### Document segment
Julian Sprung’s NOAA / ESA Commentary

06 Apr, 2013

ORA Red Goniopora - image courtesy Matt Pedersen

Seeing red yet? Trade in maricultured and aquacultured corals may (or may not)  have a chance. (ORA Red Goniopora / image Matt Pedersen)

11:59 PM EST April 5th, 2013 has passed and Regulations.gov appears to still be accepting public commentary, so you have another 11 hours or so to say your piece online.  [Update, comment period has now closed, you can view the document and public commentary here] In light of this one last chance, Julian Sprung, well-known author, MASNA Aquarist of the Year, founder of Two Little Fishies, and a member of the CORAL Sr. Advisory Board, shares his opinions on why failing to speak up isn’t an option.

Opinion by Julian Sprung

Foreword to my commentary letter [download PDF of Sprung’s public commentary]

In early January Dustin Dorton and the owners of ORA organized a meeting at ORA with people from NOAA and a group of people from the aquarium industry, from PIJAC, from the University of Florida Tropical Aquaculture Laboratory, and the Florida Division of Aquaculture. I was also invited and was glad for the opportunity. It was an extremely informative meeting for everyone. There were a few key take-home messages.

1. It appeared that this train (ESA listing of corals) was not stopping.

2. The room for control in making a decision is set up by the structure of how ESA implementation works, not by any individuals at NOAA. As they put it, our agency (NOAA) does not have the discretion, only the ESA sets the rules.

3. Public commentary should focus on factual errors in the literature cited in the proposal, and should bring to light any new data from the scientific literature. Public commentary regarding the collateral impacts on industries affected by an ESA ruling have no influence on the decision, because that is the way the ESA is written. They put it this way: Our comments should focus only on whether a particular species is threatened or not. They should not focus on whether NOAA should or should not list. This of course puts the position of public commentary for the most part in the category of useless. Does the general public have the qualification to discuss the threatened or endangered status of specific coral species?

### Set problem 1
In the listing, swap "wave-line" for "wave-curve" wherever it occurs, starting with the line containing "Itemize the components" and going on through the line containing "device-led (39, 658, 47, 666)", and leave everything else unchanged. Return only those lines.

### Material to process
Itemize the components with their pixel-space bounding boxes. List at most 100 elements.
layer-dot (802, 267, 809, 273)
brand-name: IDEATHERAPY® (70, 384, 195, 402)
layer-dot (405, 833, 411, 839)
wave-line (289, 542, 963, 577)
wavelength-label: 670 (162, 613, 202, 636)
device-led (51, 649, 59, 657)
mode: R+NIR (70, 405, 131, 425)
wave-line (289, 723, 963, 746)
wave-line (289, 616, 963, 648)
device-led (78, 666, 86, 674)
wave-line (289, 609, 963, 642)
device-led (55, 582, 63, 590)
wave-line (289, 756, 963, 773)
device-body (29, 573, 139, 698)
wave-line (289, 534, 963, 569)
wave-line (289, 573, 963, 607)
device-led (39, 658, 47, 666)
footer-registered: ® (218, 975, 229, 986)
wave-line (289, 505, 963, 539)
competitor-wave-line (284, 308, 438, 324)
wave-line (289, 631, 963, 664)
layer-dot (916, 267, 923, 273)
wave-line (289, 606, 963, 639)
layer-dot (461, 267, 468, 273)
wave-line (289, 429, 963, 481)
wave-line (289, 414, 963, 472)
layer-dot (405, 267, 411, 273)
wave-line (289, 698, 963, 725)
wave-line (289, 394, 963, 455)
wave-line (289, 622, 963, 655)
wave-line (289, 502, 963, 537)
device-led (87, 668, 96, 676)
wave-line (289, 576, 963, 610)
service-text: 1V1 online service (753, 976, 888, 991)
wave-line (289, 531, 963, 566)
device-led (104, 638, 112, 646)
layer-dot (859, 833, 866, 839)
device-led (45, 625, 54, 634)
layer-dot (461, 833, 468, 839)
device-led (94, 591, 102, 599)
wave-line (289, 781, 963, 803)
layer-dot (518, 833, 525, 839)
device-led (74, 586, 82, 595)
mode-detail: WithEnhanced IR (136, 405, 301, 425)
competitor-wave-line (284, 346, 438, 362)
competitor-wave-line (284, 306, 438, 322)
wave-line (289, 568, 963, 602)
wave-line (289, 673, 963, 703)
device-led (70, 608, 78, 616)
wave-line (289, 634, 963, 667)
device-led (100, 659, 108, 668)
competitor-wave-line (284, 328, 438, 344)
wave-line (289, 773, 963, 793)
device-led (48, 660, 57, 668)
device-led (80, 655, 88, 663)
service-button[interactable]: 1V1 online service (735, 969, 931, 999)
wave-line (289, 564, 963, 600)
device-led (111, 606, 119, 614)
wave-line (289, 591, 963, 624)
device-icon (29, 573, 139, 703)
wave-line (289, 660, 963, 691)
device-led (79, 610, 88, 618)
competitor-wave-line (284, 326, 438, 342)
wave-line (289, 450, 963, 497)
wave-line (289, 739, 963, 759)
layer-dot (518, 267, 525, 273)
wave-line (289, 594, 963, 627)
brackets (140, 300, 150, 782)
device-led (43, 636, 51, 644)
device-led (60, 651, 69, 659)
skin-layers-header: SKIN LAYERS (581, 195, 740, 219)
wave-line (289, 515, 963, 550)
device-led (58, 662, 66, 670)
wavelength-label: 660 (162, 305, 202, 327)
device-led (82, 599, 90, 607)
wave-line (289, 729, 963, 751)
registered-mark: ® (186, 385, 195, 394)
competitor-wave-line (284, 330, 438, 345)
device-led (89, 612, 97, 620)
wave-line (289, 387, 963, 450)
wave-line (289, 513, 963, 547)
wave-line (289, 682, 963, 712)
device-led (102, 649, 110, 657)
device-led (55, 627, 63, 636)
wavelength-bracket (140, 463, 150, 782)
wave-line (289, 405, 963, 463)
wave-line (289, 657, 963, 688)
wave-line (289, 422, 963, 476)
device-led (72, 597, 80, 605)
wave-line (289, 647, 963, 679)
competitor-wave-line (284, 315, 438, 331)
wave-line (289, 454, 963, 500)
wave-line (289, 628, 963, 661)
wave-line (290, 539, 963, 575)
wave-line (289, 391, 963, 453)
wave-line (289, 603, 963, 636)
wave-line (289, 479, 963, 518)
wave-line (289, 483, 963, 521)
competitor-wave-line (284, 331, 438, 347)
---
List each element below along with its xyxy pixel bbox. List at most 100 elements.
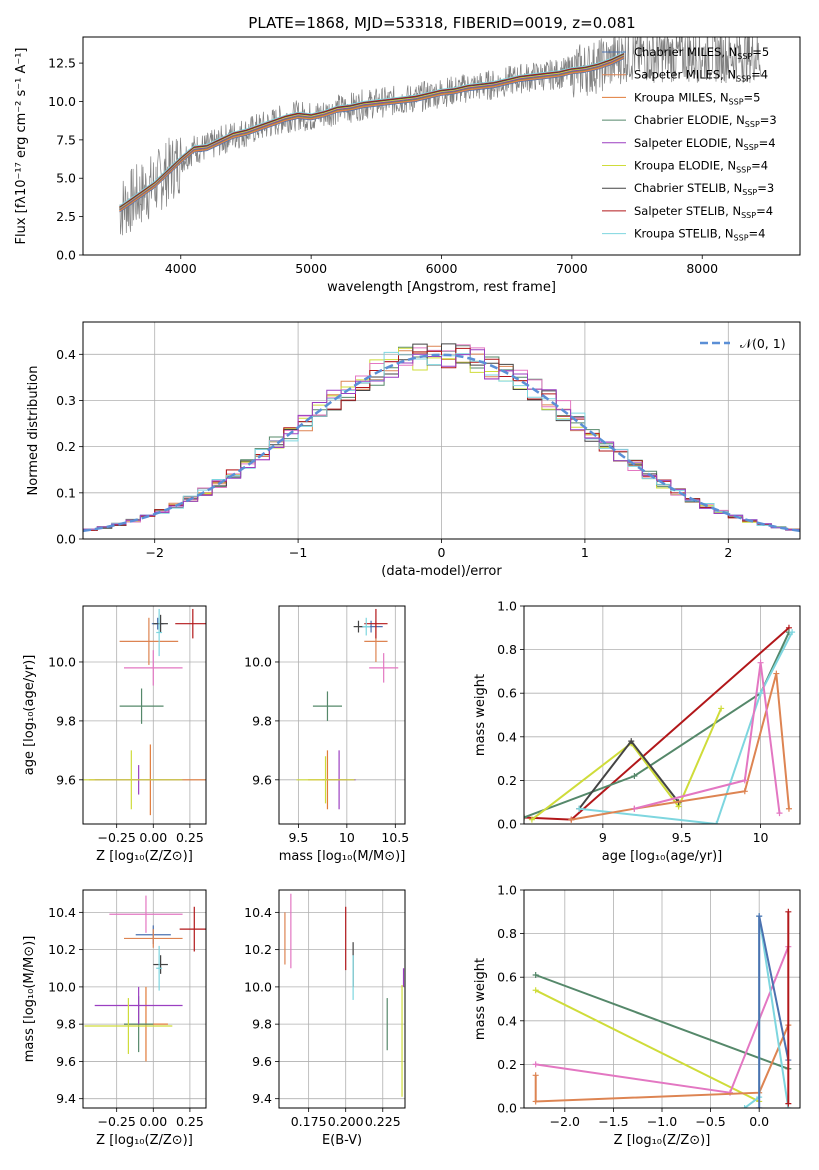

### Set problem 2
According to the coral commentary, who organized the early January meeting held at ORA?

### Task response 1
Itemize the components with their pixel-space bounding boxes. List at most 100 elements.
layer-dot (802, 267, 809, 273)
brand-name: IDEATHERAPY® (70, 384, 195, 402)
layer-dot (405, 833, 411, 839)
wave-curve (289, 542, 963, 577)
wavelength-label: 670 (162, 613, 202, 636)
device-led (51, 649, 59, 657)
mode: R+NIR (70, 405, 131, 425)
wave-curve (289, 723, 963, 746)
wave-curve (289, 616, 963, 648)
device-led (78, 666, 86, 674)
wave-curve (289, 609, 963, 642)
device-led (55, 582, 63, 590)
wave-curve (289, 756, 963, 773)
device-body (29, 573, 139, 698)
wave-curve (289, 534, 963, 569)
wave-curve (289, 573, 963, 607)
device-led (39, 658, 47, 666)

### Task response 2
Dustin Dorton and the owners of ORA.